• [To do]: Lines holding the string "even" are the ones to copy from this listing.

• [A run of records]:
• • • •
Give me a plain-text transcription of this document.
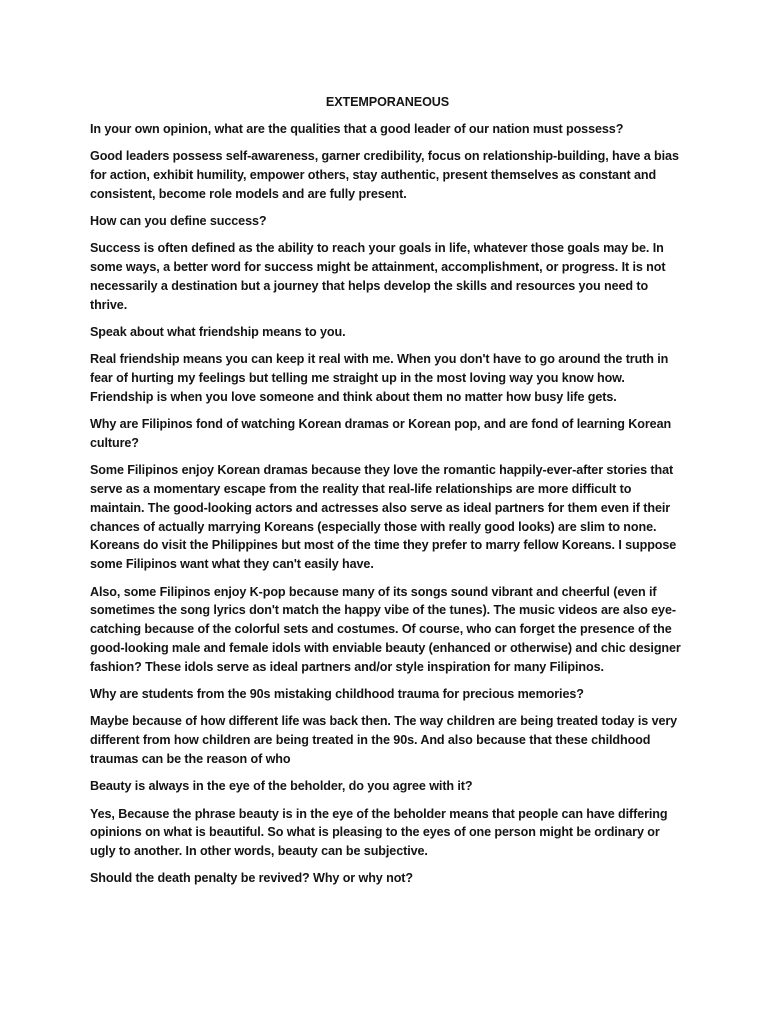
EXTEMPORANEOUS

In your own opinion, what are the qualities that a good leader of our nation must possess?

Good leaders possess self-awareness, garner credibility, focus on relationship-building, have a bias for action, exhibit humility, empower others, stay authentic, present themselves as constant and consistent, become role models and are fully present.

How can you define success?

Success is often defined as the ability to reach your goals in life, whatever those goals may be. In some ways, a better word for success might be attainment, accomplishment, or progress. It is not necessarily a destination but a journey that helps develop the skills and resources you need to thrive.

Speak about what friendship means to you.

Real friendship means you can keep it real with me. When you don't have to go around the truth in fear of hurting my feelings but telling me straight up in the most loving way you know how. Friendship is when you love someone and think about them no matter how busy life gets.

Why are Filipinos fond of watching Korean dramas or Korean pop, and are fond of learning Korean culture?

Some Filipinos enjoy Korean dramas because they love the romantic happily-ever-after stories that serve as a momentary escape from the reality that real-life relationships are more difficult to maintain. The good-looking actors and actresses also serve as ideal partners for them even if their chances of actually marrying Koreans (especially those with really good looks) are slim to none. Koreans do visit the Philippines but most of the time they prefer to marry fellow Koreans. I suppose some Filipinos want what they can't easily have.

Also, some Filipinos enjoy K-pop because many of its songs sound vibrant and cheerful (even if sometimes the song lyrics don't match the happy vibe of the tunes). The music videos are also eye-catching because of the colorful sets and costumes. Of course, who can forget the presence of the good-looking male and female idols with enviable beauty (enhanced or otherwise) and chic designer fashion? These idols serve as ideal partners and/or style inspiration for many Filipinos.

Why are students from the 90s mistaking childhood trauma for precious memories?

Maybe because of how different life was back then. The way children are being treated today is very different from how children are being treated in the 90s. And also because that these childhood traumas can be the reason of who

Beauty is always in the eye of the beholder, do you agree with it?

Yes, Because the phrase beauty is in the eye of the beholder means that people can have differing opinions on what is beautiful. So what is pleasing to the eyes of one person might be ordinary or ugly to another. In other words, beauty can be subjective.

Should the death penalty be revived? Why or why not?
• • • •
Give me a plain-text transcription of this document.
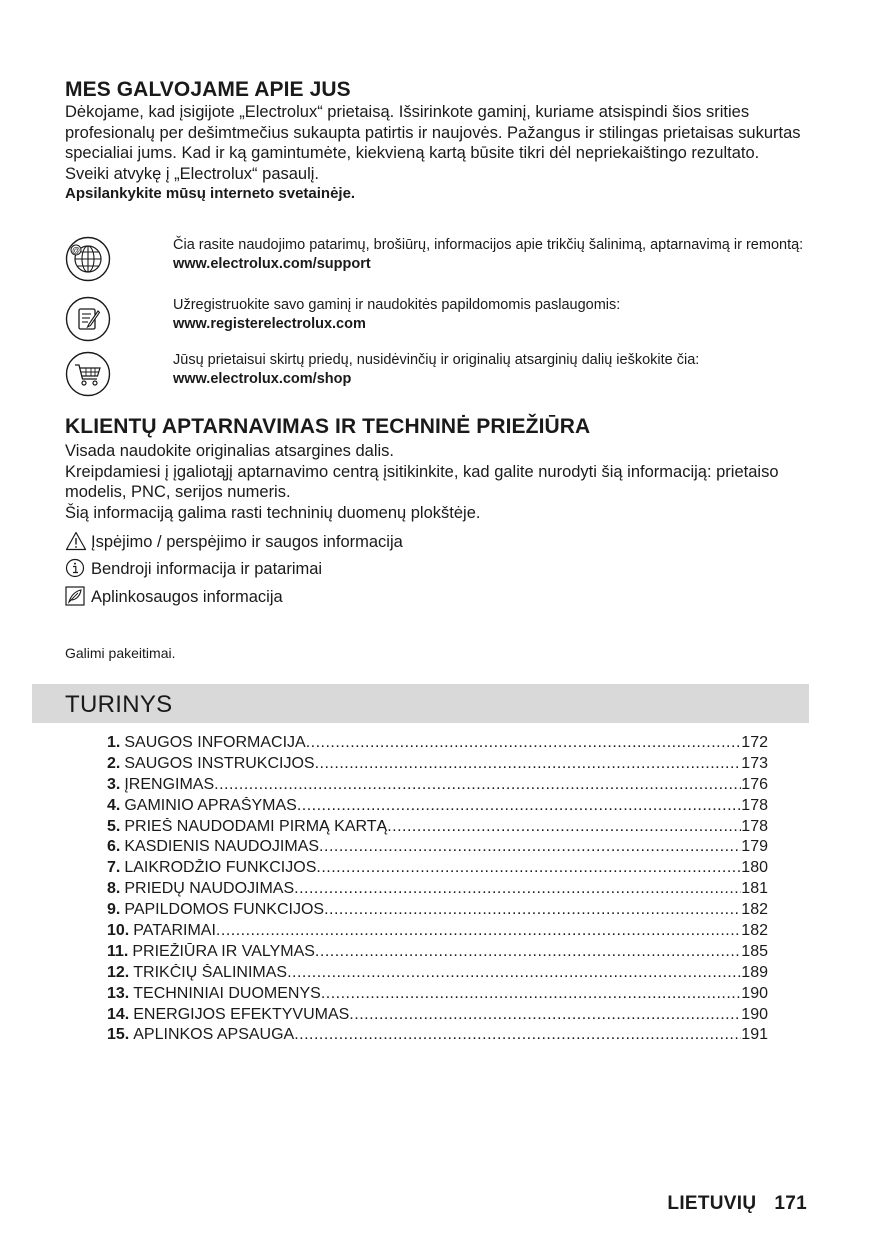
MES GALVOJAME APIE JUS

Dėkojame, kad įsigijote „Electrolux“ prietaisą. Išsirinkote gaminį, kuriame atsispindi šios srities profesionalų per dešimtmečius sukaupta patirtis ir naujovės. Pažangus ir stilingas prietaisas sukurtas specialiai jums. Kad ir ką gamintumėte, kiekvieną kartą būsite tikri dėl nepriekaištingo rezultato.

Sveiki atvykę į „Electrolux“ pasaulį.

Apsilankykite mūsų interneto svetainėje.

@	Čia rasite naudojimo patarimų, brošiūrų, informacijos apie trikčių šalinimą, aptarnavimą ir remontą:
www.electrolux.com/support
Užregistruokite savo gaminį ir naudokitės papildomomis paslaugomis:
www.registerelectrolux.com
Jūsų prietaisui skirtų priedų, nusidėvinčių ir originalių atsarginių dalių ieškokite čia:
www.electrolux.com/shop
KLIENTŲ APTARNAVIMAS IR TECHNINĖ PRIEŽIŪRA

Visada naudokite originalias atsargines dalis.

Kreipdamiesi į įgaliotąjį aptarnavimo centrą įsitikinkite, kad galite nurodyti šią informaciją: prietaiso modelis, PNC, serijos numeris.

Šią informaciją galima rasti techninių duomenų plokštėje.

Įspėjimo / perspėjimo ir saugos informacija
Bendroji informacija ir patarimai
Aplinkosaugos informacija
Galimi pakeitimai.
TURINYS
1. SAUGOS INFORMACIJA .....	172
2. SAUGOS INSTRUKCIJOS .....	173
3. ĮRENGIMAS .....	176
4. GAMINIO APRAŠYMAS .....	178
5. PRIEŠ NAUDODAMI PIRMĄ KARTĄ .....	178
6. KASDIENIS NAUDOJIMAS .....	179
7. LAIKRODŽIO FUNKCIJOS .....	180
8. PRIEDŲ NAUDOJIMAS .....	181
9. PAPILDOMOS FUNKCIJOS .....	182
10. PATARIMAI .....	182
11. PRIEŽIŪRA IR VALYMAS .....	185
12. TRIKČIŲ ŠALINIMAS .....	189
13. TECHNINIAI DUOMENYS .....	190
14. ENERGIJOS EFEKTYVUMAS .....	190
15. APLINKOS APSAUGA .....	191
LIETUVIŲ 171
• • • •
• [The result]:
Some Filipinos enjoy Korean dramas because they love the romantic happily-ever-after stories that serve as a momentary escape from the reality that real-life relationships are more difficult to maintain. The good-looking actors and actresses also serve as ideal partners for them even if their chances of actually marrying Koreans (especially those with really good looks) are slim to none. Koreans do visit the Philippines but most of the time they prefer to marry fellow Koreans. I suppose some Filipinos want what they can't easily have.
Also, some Filipinos enjoy K-pop because many of its songs sound vibrant and cheerful (even if sometimes the song lyrics don't match the happy vibe of the tunes). The music videos are also eye-catching because of the colorful sets and costumes. Of course, who can forget the presence of the good-looking male and female idols with enviable beauty (enhanced or otherwise) and chic designer fashion? These idols serve as ideal partners and/or style inspiration for many Filipinos.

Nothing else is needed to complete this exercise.